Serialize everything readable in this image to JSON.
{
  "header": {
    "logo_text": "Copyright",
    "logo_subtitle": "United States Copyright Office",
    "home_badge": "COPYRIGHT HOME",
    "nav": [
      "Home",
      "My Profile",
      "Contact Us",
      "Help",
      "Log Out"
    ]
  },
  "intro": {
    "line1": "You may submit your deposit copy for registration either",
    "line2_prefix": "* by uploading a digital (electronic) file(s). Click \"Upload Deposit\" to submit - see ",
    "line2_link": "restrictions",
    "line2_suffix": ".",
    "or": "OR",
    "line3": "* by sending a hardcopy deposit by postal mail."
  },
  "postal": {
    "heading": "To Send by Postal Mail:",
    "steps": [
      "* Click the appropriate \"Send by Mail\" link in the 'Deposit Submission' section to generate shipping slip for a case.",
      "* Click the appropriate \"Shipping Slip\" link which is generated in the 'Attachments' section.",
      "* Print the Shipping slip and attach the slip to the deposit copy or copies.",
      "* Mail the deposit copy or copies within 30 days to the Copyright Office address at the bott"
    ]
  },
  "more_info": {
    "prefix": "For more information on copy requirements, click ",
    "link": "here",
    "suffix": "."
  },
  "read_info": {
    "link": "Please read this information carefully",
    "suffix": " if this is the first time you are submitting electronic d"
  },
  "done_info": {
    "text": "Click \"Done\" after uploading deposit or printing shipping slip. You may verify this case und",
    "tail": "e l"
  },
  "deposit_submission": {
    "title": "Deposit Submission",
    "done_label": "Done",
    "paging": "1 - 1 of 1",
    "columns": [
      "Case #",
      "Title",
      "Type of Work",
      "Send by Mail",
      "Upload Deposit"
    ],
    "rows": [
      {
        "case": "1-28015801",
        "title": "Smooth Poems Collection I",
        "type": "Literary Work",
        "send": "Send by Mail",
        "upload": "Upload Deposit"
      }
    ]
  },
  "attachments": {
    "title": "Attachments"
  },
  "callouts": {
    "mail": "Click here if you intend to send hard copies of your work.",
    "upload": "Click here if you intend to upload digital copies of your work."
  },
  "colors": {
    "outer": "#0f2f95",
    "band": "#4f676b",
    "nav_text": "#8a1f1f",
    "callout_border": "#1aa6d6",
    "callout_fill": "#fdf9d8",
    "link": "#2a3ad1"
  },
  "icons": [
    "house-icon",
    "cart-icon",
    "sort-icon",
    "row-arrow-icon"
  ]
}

================================

— Set exercise —
Pull out each line containing the word "your" and copy it.

— The output —
    "line1": "You may submit your deposit copy for registration either",
    "mail": "Click here if you intend to send hard copies of your work.",
    "upload": "Click here if you intend to upload digital copies of your work."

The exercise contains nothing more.